Dataset records:

-- begin --

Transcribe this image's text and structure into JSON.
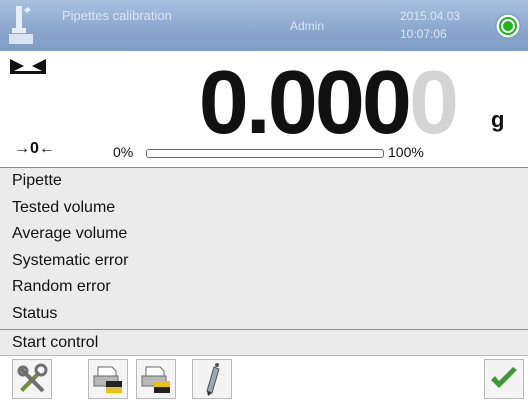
{
  "header": {
    "title": "Pipettes calibration",
    "subtitle": "",
    "user": "Admin",
    "date": "2015.04.03",
    "time": "10:07:06",
    "logo_icon": "balance-logo-icon",
    "status_icon": "green-status-icon"
  },
  "weighing": {
    "reading_main": "0.000",
    "reading_last": "0",
    "unit": "g",
    "zero_indicator": "→0←",
    "stability_icon": "stability-marker-icon",
    "bar_min_label": "0%",
    "bar_max_label": "100%",
    "bar_fill_fraction": 0
  },
  "info": {
    "rows": [
      "Pipette",
      "Tested volume",
      "Average volume",
      "Systematic error",
      "Random error",
      "Status"
    ]
  },
  "start_control": "Start control",
  "toolbar": {
    "buttons": [
      {
        "icon": "tools-settings-icon"
      },
      {
        "icon": "printer-header-icon"
      },
      {
        "icon": "printer-footer-icon"
      },
      {
        "icon": "info-pen-icon"
      },
      {
        "icon": "confirm-check-icon"
      }
    ]
  },
  "colors": {
    "header_top": "#a9c1df",
    "header_bottom": "#7f9dc6",
    "panel_gray": "#ebebeb",
    "reading_dim": "#d4d4d4",
    "status_green": "#1fb31f",
    "check_green": "#3e9a32"
  }
}
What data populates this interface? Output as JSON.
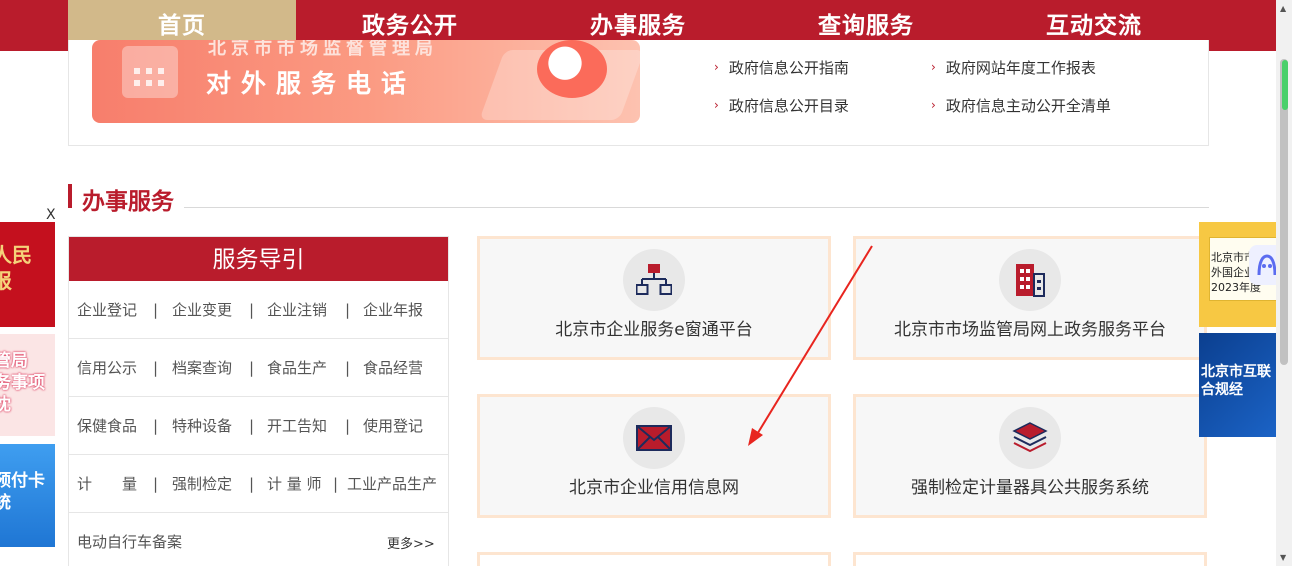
{
  "nav": {
    "items": [
      {
        "label": "首页",
        "active": true
      },
      {
        "label": "政务公开",
        "active": false
      },
      {
        "label": "办事服务",
        "active": false
      },
      {
        "label": "查询服务",
        "active": false
      },
      {
        "label": "互动交流",
        "active": false
      }
    ]
  },
  "banner": {
    "subtitle": "北京市市场监督管理局",
    "title": "对外服务电话"
  },
  "info_links": [
    "政府信息公开指南",
    "政府网站年度工作报表",
    "政府信息公开目录",
    "政府信息主动公开全清单"
  ],
  "section": {
    "title": "办事服务"
  },
  "guide": {
    "title": "服务导引",
    "rows": [
      [
        "企业登记",
        "企业变更",
        "企业注销",
        "企业年报"
      ],
      [
        "信用公示",
        "档案查询",
        "食品生产",
        "食品经营"
      ],
      [
        "保健食品",
        "特种设备",
        "开工告知",
        "使用登记"
      ],
      [
        "计　　量",
        "强制检定",
        "计 量 师",
        "工业产品生产"
      ]
    ],
    "last_item": "电动自行车备案",
    "more": "更多>>",
    "separator": "|"
  },
  "cards": [
    {
      "label": "北京市企业服务e窗通平台",
      "icon": "org-chart-icon"
    },
    {
      "label": "北京市市场监管局网上政务服务平台",
      "icon": "building-icon"
    },
    {
      "label": "北京市企业信用信息网",
      "icon": "envelope-icon"
    },
    {
      "label": "强制检定计量器具公共服务系统",
      "icon": "layers-icon"
    }
  ],
  "float_ads": {
    "close": "X",
    "left": [
      "人民\n报",
      "管局\n务事项\n沈",
      "预付卡\n统"
    ],
    "right": [
      "北京市市\n外国企业\n2023年度",
      "北京市互联\n合规经"
    ]
  },
  "colors": {
    "brand_red": "#b91c2c",
    "nav_active": "#d2b98a",
    "card_border": "#fde5d0"
  }
}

-- end --

STATED TASK: Repeat everything in the records precisely. Images are excluded from the copy.

ANSWER:
Transcribe this image's text and structure into JSON.
{
  "header": {
    "title": "Pipettes calibration",
    "subtitle": "",
    "user": "Admin",
    "date": "2015.04.03",
    "time": "10:07:06",
    "logo_icon": "balance-logo-icon",
    "status_icon": "green-status-icon"
  },
  "weighing": {
    "reading_main": "0.000",
    "reading_last": "0",
    "unit": "g",
    "zero_indicator": "→0←",
    "stability_icon": "stability-marker-icon",
    "bar_min_label": "0%",
    "bar_max_label": "100%",
    "bar_fill_fraction": 0
  },
  "info": {
    "rows": [
      "Pipette",
      "Tested volume",
      "Average volume",
      "Systematic error",
      "Random error",
      "Status"
    ]
  },
  "start_control": "Start control",
  "toolbar": {
    "buttons": [
      {
        "icon": "tools-settings-icon"
      },
      {
        "icon": "printer-header-icon"
      },
      {
        "icon": "printer-footer-icon"
      },
      {
        "icon": "info-pen-icon"
      },
      {
        "icon": "confirm-check-icon"
      }
    ]
  },
  "colors": {
    "header_top": "#a9c1df",
    "header_bottom": "#7f9dc6",
    "panel_gray": "#ebebeb",
    "reading_dim": "#d4d4d4",
    "status_green": "#1fb31f",
    "check_green": "#3e9a32"
  }
}
What data populates this interface? Output as JSON.
{
  "nav": {
    "items": [
      {
        "label": "首页",
        "active": true
      },
      {
        "label": "政务公开",
        "active": false
      },
      {
        "label": "办事服务",
        "active": false
      },
      {
        "label": "查询服务",
        "active": false
      },
      {
        "label": "互动交流",
        "active": false
      }
    ]
  },
  "banner": {
    "subtitle": "北京市市场监督管理局",
    "title": "对外服务电话"
  },
  "info_links": [
    "政府信息公开指南",
    "政府网站年度工作报表",
    "政府信息公开目录",
    "政府信息主动公开全清单"
  ],
  "section": {
    "title": "办事服务"
  },
  "guide": {
    "title": "服务导引",
    "rows": [
      [
        "企业登记",
        "企业变更",
        "企业注销",
        "企业年报"
      ],
      [
        "信用公示",
        "档案查询",
        "食品生产",
        "食品经营"
      ],
      [
        "保健食品",
        "特种设备",
        "开工告知",
        "使用登记"
      ],
      [
        "计　　量",
        "强制检定",
        "计 量 师",
        "工业产品生产"
      ]
    ],
    "last_item": "电动自行车备案",
    "more": "更多>>",
    "separator": "|"
  },
  "cards": [
    {
      "label": "北京市企业服务e窗通平台",
      "icon": "org-chart-icon"
    },
    {
      "label": "北京市市场监管局网上政务服务平台",
      "icon": "building-icon"
    },
    {
      "label": "北京市企业信用信息网",
      "icon": "envelope-icon"
    },
    {
      "label": "强制检定计量器具公共服务系统",
      "icon": "layers-icon"
    }
  ],
  "float_ads": {
    "close": "X",
    "left": [
      "人民\n报",
      "管局\n务事项\n沈",
      "预付卡\n统"
    ],
    "right": [
      "北京市市\n外国企业\n2023年度",
      "北京市互联\n合规经"
    ]
  },
  "colors": {
    "brand_red": "#b91c2c",
    "nav_active": "#d2b98a",
    "card_border": "#fde5d0"
  }
}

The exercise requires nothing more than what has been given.